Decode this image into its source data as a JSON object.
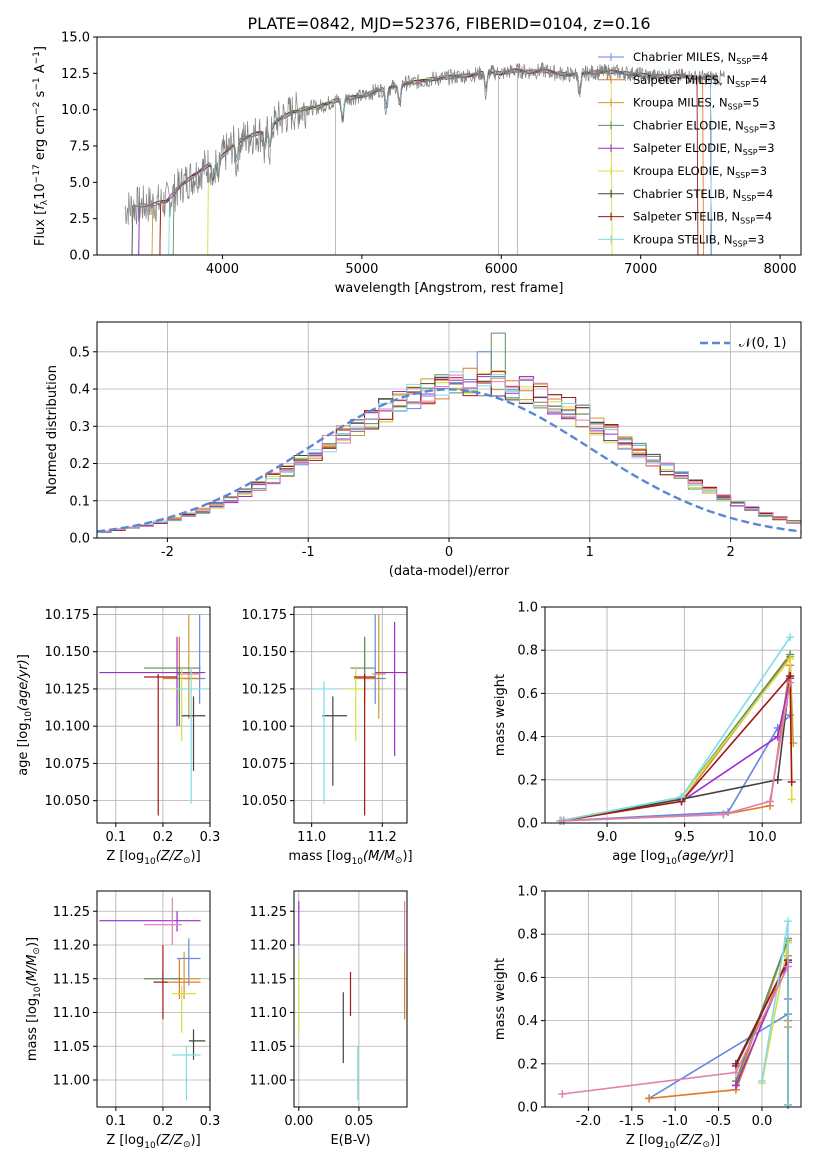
{
  "figure_title": "PLATE=0842, MJD=52376, FIBERID=0104, z=0.16",
  "models": [
    {
      "name": "Chabrier MILES, N_SSP=4",
      "label": "Chabrier MILES, N",
      "n": "4",
      "color": "#6688dd"
    },
    {
      "name": "Salpeter MILES, N_SSP=4",
      "label": "Salpeter MILES, N",
      "n": "4",
      "color": "#e07b2a"
    },
    {
      "name": "Kroupa MILES, N_SSP=5",
      "label": "Kroupa MILES, N",
      "n": "5",
      "color": "#d09a2a"
    },
    {
      "name": "Chabrier ELODIE, N_SSP=3",
      "label": "Chabrier ELODIE, N",
      "n": "3",
      "color": "#5e8e5e"
    },
    {
      "name": "Salpeter ELODIE, N_SSP=3",
      "label": "Salpeter ELODIE, N",
      "n": "3",
      "color": "#9b2fd0"
    },
    {
      "name": "Kroupa ELODIE, N_SSP=3",
      "label": "Kroupa ELODIE, N",
      "n": "3",
      "color": "#d8dc44"
    },
    {
      "name": "Chabrier STELIB, N_SSP=4",
      "label": "Chabrier STELIB, N",
      "n": "4",
      "color": "#444444"
    },
    {
      "name": "Salpeter STELIB, N_SSP=4",
      "label": "Salpeter STELIB, N",
      "n": "4",
      "color": "#a01818"
    },
    {
      "name": "Kroupa STELIB, N_SSP=3",
      "label": "Kroupa STELIB, N",
      "n": "3",
      "color": "#80dce8"
    }
  ],
  "legend_sub": "SSP",
  "pink_color": "#e080b0",
  "chart_data": [
    {
      "type": "line",
      "id": "spectrum",
      "xlabel": "wavelength [Angstrom, rest frame]",
      "ylabel": "Flux [f_λ 10^-17 erg cm^-2 s^-1 A^-1]",
      "xlim": [
        3100,
        8150
      ],
      "ylim": [
        0,
        15
      ],
      "xticks": [
        4000,
        5000,
        6000,
        7000,
        8000
      ],
      "yticks": [
        0.0,
        2.5,
        5.0,
        7.5,
        10.0,
        12.5,
        15.0
      ],
      "legend_position": "right",
      "data_color": "#808080",
      "continuum": [
        [
          3300,
          3.2
        ],
        [
          3400,
          3.4
        ],
        [
          3500,
          3.5
        ],
        [
          3600,
          3.7
        ],
        [
          3700,
          4.8
        ],
        [
          3800,
          5.5
        ],
        [
          3900,
          6.2
        ],
        [
          4000,
          6.8
        ],
        [
          4100,
          7.8
        ],
        [
          4200,
          8.2
        ],
        [
          4300,
          8.5
        ],
        [
          4400,
          9.3
        ],
        [
          4500,
          9.8
        ],
        [
          4600,
          10.1
        ],
        [
          4700,
          10.2
        ],
        [
          4800,
          10.6
        ],
        [
          4900,
          10.8
        ],
        [
          5000,
          10.9
        ],
        [
          5100,
          11.3
        ],
        [
          5200,
          11.5
        ],
        [
          5300,
          11.8
        ],
        [
          5400,
          11.9
        ],
        [
          5500,
          12.1
        ],
        [
          5600,
          12.2
        ],
        [
          5700,
          12.3
        ],
        [
          5800,
          12.4
        ],
        [
          5900,
          12.6
        ],
        [
          6000,
          12.5
        ],
        [
          6100,
          12.7
        ],
        [
          6200,
          12.6
        ],
        [
          6300,
          12.7
        ],
        [
          6400,
          12.5
        ],
        [
          6500,
          12.4
        ],
        [
          6600,
          12.5
        ],
        [
          6700,
          12.6
        ],
        [
          6800,
          12.6
        ],
        [
          6900,
          12.5
        ],
        [
          7000,
          12.4
        ],
        [
          7100,
          12.3
        ],
        [
          7200,
          12.3
        ],
        [
          7300,
          12.3
        ],
        [
          7400,
          12.2
        ],
        [
          7500,
          12.2
        ]
      ],
      "absorption_lines": [
        3934,
        3969,
        4102,
        4304,
        4341,
        4861,
        5175,
        5270,
        5890,
        6563
      ],
      "drop_lines": [
        4810,
        5980,
        6115
      ]
    },
    {
      "type": "bar",
      "id": "residuals",
      "xlabel": "(data-model)/error",
      "ylabel": "Normed distribution",
      "xlim": [
        -2.5,
        2.5
      ],
      "ylim": [
        0,
        0.58
      ],
      "xticks": [
        -2,
        -1,
        0,
        1,
        2
      ],
      "yticks": [
        0.0,
        0.1,
        0.2,
        0.3,
        0.4,
        0.5
      ],
      "bin_width": 0.1,
      "reference": {
        "label": "𝒩(0, 1)",
        "mean": 0,
        "sigma": 1
      }
    },
    {
      "type": "scatter",
      "id": "age_vs_Z",
      "xlabel": "Z [log10(Z/Z⊙)]",
      "ylabel": "age [log10(age/yr)]",
      "xlim": [
        0.06,
        0.3
      ],
      "ylim": [
        10.035,
        10.18
      ],
      "xticks": [
        0.1,
        0.2,
        0.3
      ],
      "yticks": [
        10.05,
        10.075,
        10.1,
        10.125,
        10.15,
        10.175
      ],
      "points": [
        {
          "m": 0,
          "x": 0.278,
          "y": 10.132,
          "xe": [
            0.245,
            0.29
          ],
          "ye": [
            10.115,
            10.175
          ]
        },
        {
          "m": 1,
          "x": 0.235,
          "y": 10.132,
          "xe": [
            0.2,
            0.28
          ],
          "ye": [
            10.115,
            10.16
          ]
        },
        {
          "m": 2,
          "x": 0.255,
          "y": 10.135,
          "xe": [
            0.23,
            0.28
          ],
          "ye": [
            10.105,
            10.175
          ]
        },
        {
          "m": 3,
          "x": 0.235,
          "y": 10.139,
          "xe": [
            0.16,
            0.28
          ],
          "ye": [
            10.1,
            10.14
          ]
        },
        {
          "m": 4,
          "x": 0.23,
          "y": 10.136,
          "xe": [
            0.065,
            0.29
          ],
          "ye": [
            10.1,
            10.16
          ]
        },
        {
          "m": 5,
          "x": 0.24,
          "y": 10.125,
          "xe": [
            0.22,
            0.26
          ],
          "ye": [
            10.09,
            10.14
          ]
        },
        {
          "m": 6,
          "x": 0.265,
          "y": 10.107,
          "xe": [
            0.24,
            0.29
          ],
          "ye": [
            10.07,
            10.12
          ]
        },
        {
          "m": 7,
          "x": 0.19,
          "y": 10.133,
          "xe": [
            0.16,
            0.23
          ],
          "ye": [
            10.04,
            10.135
          ]
        },
        {
          "m": 8,
          "x": 0.26,
          "y": 10.125,
          "xe": [
            0.23,
            0.29
          ],
          "ye": [
            10.048,
            10.14
          ]
        }
      ]
    },
    {
      "type": "scatter",
      "id": "age_vs_mass",
      "xlabel": "mass [log10(M/M⊙)]",
      "ylabel": "",
      "xlim": [
        10.95,
        11.27
      ],
      "ylim": [
        10.035,
        10.18
      ],
      "xticks": [
        11.0,
        11.2
      ],
      "yticks": [
        10.05,
        10.075,
        10.1,
        10.125,
        10.15,
        10.175
      ],
      "points": [
        {
          "m": 0,
          "x": 11.18,
          "y": 10.132,
          "xe": [
            11.15,
            11.21
          ],
          "ye": [
            10.115,
            10.175
          ]
        },
        {
          "m": 1,
          "x": 11.15,
          "y": 10.132,
          "xe": [
            11.12,
            11.18
          ],
          "ye": [
            10.115,
            10.16
          ]
        },
        {
          "m": 2,
          "x": 11.19,
          "y": 10.135,
          "xe": [
            11.17,
            11.21
          ],
          "ye": [
            10.105,
            10.175
          ]
        },
        {
          "m": 3,
          "x": 11.15,
          "y": 10.139,
          "xe": [
            11.11,
            11.18
          ],
          "ye": [
            10.12,
            10.16
          ]
        },
        {
          "m": 4,
          "x": 11.235,
          "y": 10.136,
          "xe": [
            11.18,
            11.27
          ],
          "ye": [
            10.08,
            10.17
          ]
        },
        {
          "m": 5,
          "x": 11.125,
          "y": 10.125,
          "xe": [
            11.1,
            11.15
          ],
          "ye": [
            10.09,
            10.14
          ]
        },
        {
          "m": 6,
          "x": 11.06,
          "y": 10.107,
          "xe": [
            11.03,
            11.1
          ],
          "ye": [
            10.06,
            10.12
          ]
        },
        {
          "m": 7,
          "x": 11.15,
          "y": 10.133,
          "xe": [
            11.12,
            11.18
          ],
          "ye": [
            10.04,
            10.135
          ]
        },
        {
          "m": 8,
          "x": 11.035,
          "y": 10.125,
          "xe": [
            11.0,
            11.07
          ],
          "ye": [
            10.048,
            10.13
          ]
        }
      ]
    },
    {
      "type": "line",
      "id": "mass_weight_vs_age",
      "xlabel": "age [log10(age/yr)]",
      "ylabel": "mass weight",
      "xlim": [
        8.6,
        10.25
      ],
      "ylim": [
        0,
        1
      ],
      "xticks": [
        9.0,
        9.5,
        10.0
      ],
      "yticks": [
        0.0,
        0.2,
        0.4,
        0.6,
        0.8,
        1.0
      ],
      "series": [
        {
          "m": 0,
          "x": [
            8.7,
            9.78,
            10.1,
            10.18
          ],
          "y": [
            0.01,
            0.05,
            0.44,
            0.5
          ]
        },
        {
          "m": 1,
          "x": [
            8.72,
            9.75,
            10.05,
            10.18
          ],
          "y": [
            0.01,
            0.04,
            0.08,
            0.73
          ]
        },
        {
          "m": 2,
          "x": [
            8.72,
            9.48,
            10.18,
            10.2
          ],
          "y": [
            0.01,
            0.1,
            0.77,
            0.37
          ]
        },
        {
          "m": 3,
          "x": [
            8.7,
            9.48,
            10.18
          ],
          "y": [
            0.01,
            0.12,
            0.78
          ]
        },
        {
          "m": 4,
          "x": [
            9.48,
            10.1,
            10.18
          ],
          "y": [
            0.1,
            0.4,
            0.67
          ]
        },
        {
          "m": 5,
          "x": [
            8.7,
            9.48,
            10.18,
            10.19
          ],
          "y": [
            0.01,
            0.12,
            0.76,
            0.11
          ]
        },
        {
          "m": 6,
          "x": [
            8.7,
            9.48,
            10.1,
            10.18
          ],
          "y": [
            0.01,
            0.11,
            0.2,
            0.68
          ]
        },
        {
          "m": 7,
          "x": [
            8.7,
            9.48,
            10.18,
            10.19
          ],
          "y": [
            0.01,
            0.1,
            0.68,
            0.19
          ]
        },
        {
          "m": 8,
          "x": [
            8.7,
            9.48,
            10.18
          ],
          "y": [
            0.01,
            0.12,
            0.86
          ]
        },
        {
          "m": 9,
          "x": [
            8.72,
            9.75,
            10.05,
            10.18
          ],
          "y": [
            0.01,
            0.04,
            0.1,
            0.65
          ]
        }
      ]
    },
    {
      "type": "scatter",
      "id": "mass_vs_Z",
      "xlabel": "Z [log10(Z/Z⊙)]",
      "ylabel": "mass [log10(M/M⊙)]",
      "xlim": [
        0.06,
        0.3
      ],
      "ylim": [
        10.96,
        11.28
      ],
      "xticks": [
        0.1,
        0.2,
        0.3
      ],
      "yticks": [
        11.0,
        11.05,
        11.1,
        11.15,
        11.2,
        11.25
      ],
      "points": [
        {
          "m": 0,
          "x": 0.255,
          "y": 11.18,
          "xe": [
            0.23,
            0.28
          ],
          "ye": [
            11.14,
            11.21
          ]
        },
        {
          "m": 1,
          "x": 0.235,
          "y": 11.145,
          "xe": [
            0.2,
            0.28
          ],
          "ye": [
            11.12,
            11.18
          ]
        },
        {
          "m": 2,
          "x": 0.245,
          "y": 11.15,
          "xe": [
            0.22,
            0.28
          ],
          "ye": [
            11.12,
            11.19
          ]
        },
        {
          "m": 3,
          "x": 0.2,
          "y": 11.15,
          "xe": [
            0.16,
            0.24
          ],
          "ye": [
            11.14,
            11.16
          ]
        },
        {
          "m": 4,
          "x": 0.23,
          "y": 11.236,
          "xe": [
            0.065,
            0.28
          ],
          "ye": [
            11.22,
            11.25
          ]
        },
        {
          "m": 5,
          "x": 0.24,
          "y": 11.128,
          "xe": [
            0.22,
            0.27
          ],
          "ye": [
            11.07,
            11.14
          ]
        },
        {
          "m": 6,
          "x": 0.265,
          "y": 11.058,
          "xe": [
            0.255,
            0.29
          ],
          "ye": [
            11.03,
            11.075
          ]
        },
        {
          "m": 7,
          "x": 0.2,
          "y": 11.145,
          "xe": [
            0.18,
            0.21
          ],
          "ye": [
            11.09,
            11.2
          ]
        },
        {
          "m": 8,
          "x": 0.25,
          "y": 11.037,
          "xe": [
            0.22,
            0.28
          ],
          "ye": [
            10.97,
            11.05
          ]
        },
        {
          "m": 9,
          "x": 0.22,
          "y": 11.23,
          "xe": [
            0.16,
            0.24
          ],
          "ye": [
            11.2,
            11.27
          ]
        }
      ]
    },
    {
      "type": "scatter",
      "id": "mass_vs_EBV",
      "xlabel": "E(B-V)",
      "ylabel": "",
      "xlim": [
        -0.004,
        0.09
      ],
      "ylim": [
        10.96,
        11.28
      ],
      "xticks": [
        0.0,
        0.05
      ],
      "yticks": [
        11.0,
        11.05,
        11.1,
        11.15,
        11.2,
        11.25
      ],
      "points": [
        {
          "m": 4,
          "x": 0.0,
          "y": 11.236,
          "ye": [
            11.2,
            11.265
          ]
        },
        {
          "m": 5,
          "x": 0.0,
          "y": 11.128,
          "ye": [
            11.07,
            11.18
          ]
        },
        {
          "m": 6,
          "x": 0.037,
          "y": 11.08,
          "ye": [
            11.025,
            11.13
          ]
        },
        {
          "m": 7,
          "x": 0.043,
          "y": 11.128,
          "ye": [
            11.095,
            11.16
          ]
        },
        {
          "m": 8,
          "x": 0.049,
          "y": 11.03,
          "ye": [
            10.97,
            11.05
          ]
        },
        {
          "m": 9,
          "x": 0.088,
          "y": 11.23,
          "ye": [
            11.19,
            11.265
          ]
        },
        {
          "m": 1,
          "x": 0.088,
          "y": 11.13,
          "ye": [
            11.09,
            11.19
          ]
        }
      ]
    },
    {
      "type": "line",
      "id": "mass_weight_vs_Z",
      "xlabel": "Z [log10(Z/Z⊙)]",
      "ylabel": "mass weight",
      "xlim": [
        -2.5,
        0.45
      ],
      "ylim": [
        0,
        1
      ],
      "xticks": [
        -2.0,
        -1.5,
        -1.0,
        -0.5,
        0.0
      ],
      "yticks": [
        0.0,
        0.2,
        0.4,
        0.6,
        0.8,
        1.0
      ],
      "series": [
        {
          "m": 0,
          "x": [
            -1.3,
            0.3,
            0.3
          ],
          "y": [
            0.04,
            0.43,
            0.5
          ]
        },
        {
          "m": 1,
          "x": [
            -1.3,
            -0.3,
            0.3,
            0.3
          ],
          "y": [
            0.04,
            0.08,
            0.7,
            0.4
          ]
        },
        {
          "m": 2,
          "x": [
            -0.3,
            0.3,
            0.3
          ],
          "y": [
            0.1,
            0.77,
            0.37
          ]
        },
        {
          "m": 3,
          "x": [
            -0.3,
            0.3,
            0.3
          ],
          "y": [
            0.12,
            0.78,
            0.01
          ]
        },
        {
          "m": 4,
          "x": [
            -0.3,
            0.3,
            0.3
          ],
          "y": [
            0.1,
            0.67,
            0.01
          ]
        },
        {
          "m": 5,
          "x": [
            0.0,
            0.3,
            0.3
          ],
          "y": [
            0.11,
            0.76,
            0.01
          ]
        },
        {
          "m": 6,
          "x": [
            -0.3,
            0.3,
            0.3
          ],
          "y": [
            0.2,
            0.68,
            0.01
          ]
        },
        {
          "m": 7,
          "x": [
            -0.3,
            0.3,
            0.3
          ],
          "y": [
            0.19,
            0.68,
            0.01
          ]
        },
        {
          "m": 8,
          "x": [
            0.0,
            0.3,
            0.3
          ],
          "y": [
            0.12,
            0.86,
            0.01
          ]
        },
        {
          "m": 9,
          "x": [
            -2.3,
            -0.3,
            0.3
          ],
          "y": [
            0.06,
            0.16,
            0.65
          ]
        }
      ]
    }
  ]
}
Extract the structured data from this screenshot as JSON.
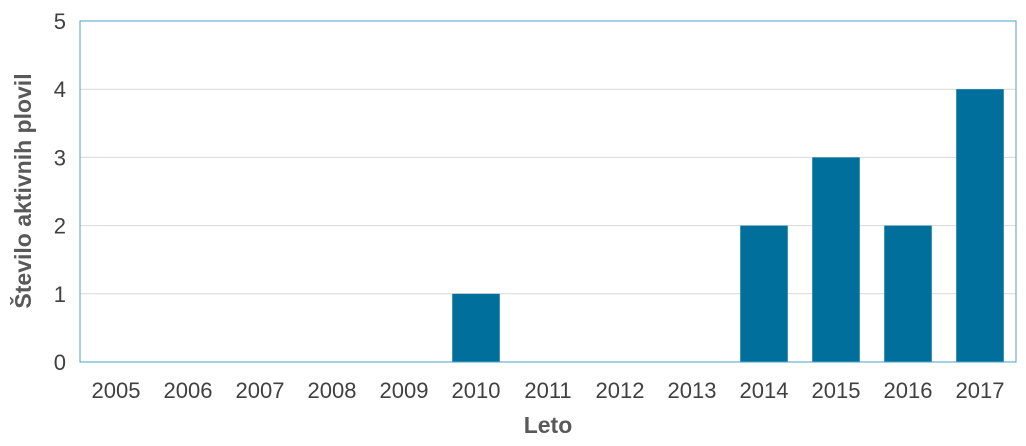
{
  "chart_data": {
    "type": "bar",
    "categories": [
      "2005",
      "2006",
      "2007",
      "2008",
      "2009",
      "2010",
      "2011",
      "2012",
      "2013",
      "2014",
      "2015",
      "2016",
      "2017"
    ],
    "values": [
      0,
      0,
      0,
      0,
      0,
      1,
      0,
      0,
      0,
      2,
      3,
      2,
      4
    ],
    "title": "",
    "xlabel": "Leto",
    "ylabel": "Število aktivnih plovil",
    "ylim": [
      0,
      5
    ],
    "yticks": [
      0,
      1,
      2,
      3,
      4,
      5
    ],
    "grid": true,
    "legend": "none",
    "colors": {
      "bar": "#006f9c",
      "frame": "#4aa3c8",
      "grid": "#d9d9d9"
    }
  }
}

# TO DO
In the records above, find the lines containing "STELIB" and copy them.

# SOLVED EXERCISE
      "name": "Chabrier STELIB, N_SSP=4",
      "label": "Chabrier STELIB, N",
      "name": "Salpeter STELIB, N_SSP=4",
      "label": "Salpeter STELIB, N",
      "name": "Kroupa STELIB, N_SSP=3",
      "label": "Kroupa STELIB, N",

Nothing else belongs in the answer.